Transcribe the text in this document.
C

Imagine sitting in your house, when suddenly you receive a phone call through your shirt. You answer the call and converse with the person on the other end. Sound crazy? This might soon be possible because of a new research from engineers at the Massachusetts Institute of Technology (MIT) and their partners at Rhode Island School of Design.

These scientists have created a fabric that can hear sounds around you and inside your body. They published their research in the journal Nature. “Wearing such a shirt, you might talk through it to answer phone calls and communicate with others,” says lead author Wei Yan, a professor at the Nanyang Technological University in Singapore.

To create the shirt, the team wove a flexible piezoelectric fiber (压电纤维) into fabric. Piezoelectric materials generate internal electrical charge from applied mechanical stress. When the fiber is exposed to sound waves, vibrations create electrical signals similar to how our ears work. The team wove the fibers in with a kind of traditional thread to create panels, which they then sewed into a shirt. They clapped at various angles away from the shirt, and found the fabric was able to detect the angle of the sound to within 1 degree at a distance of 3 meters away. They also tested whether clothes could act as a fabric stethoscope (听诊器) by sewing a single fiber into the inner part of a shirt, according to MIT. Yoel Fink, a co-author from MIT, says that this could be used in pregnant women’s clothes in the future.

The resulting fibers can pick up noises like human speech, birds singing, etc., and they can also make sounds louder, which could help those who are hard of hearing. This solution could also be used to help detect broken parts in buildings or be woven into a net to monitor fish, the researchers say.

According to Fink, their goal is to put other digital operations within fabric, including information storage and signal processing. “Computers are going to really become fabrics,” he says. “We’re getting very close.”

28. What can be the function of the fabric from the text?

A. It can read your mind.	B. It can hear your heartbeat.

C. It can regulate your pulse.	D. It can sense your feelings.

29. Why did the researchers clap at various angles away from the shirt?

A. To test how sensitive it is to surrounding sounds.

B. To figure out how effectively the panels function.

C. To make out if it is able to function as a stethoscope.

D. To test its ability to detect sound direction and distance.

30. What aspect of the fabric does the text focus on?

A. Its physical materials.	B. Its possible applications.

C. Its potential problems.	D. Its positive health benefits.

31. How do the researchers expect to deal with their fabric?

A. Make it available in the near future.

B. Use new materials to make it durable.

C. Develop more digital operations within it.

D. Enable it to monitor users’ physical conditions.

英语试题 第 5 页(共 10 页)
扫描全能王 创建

########################################

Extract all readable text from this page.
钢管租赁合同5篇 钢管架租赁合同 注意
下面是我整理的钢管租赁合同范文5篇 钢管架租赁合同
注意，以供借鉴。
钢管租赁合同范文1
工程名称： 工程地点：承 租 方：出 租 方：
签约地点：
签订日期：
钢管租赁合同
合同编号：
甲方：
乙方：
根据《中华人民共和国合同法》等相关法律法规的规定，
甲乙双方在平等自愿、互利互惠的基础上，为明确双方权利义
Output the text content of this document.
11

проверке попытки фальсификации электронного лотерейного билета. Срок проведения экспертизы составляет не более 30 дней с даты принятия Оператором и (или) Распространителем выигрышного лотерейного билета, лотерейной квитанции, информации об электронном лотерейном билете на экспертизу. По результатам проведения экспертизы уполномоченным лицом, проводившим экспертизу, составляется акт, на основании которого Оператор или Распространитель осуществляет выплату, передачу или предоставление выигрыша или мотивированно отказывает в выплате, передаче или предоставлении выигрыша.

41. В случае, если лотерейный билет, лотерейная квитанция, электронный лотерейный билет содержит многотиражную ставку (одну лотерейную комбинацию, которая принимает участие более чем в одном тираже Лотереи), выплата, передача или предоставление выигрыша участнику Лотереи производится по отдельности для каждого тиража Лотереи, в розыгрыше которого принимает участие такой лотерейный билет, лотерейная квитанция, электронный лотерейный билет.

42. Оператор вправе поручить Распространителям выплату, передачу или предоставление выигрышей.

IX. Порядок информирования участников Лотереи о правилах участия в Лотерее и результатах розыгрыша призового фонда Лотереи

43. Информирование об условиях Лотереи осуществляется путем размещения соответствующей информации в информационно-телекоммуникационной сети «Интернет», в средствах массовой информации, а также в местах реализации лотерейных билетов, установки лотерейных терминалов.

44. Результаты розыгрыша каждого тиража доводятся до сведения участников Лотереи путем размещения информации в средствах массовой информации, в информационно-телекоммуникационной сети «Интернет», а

########################################

## DIRECTIONS FOR THIS TASK
Select and copy every line of the listing with the word "text".

## EXERCISE SOLUTION
Transcribe the text in this document.
28. What can be the function of the fabric from the text?
30. What aspect of the fabric does the text focus on?
Extract all readable text from this page.
Output the text content of this document.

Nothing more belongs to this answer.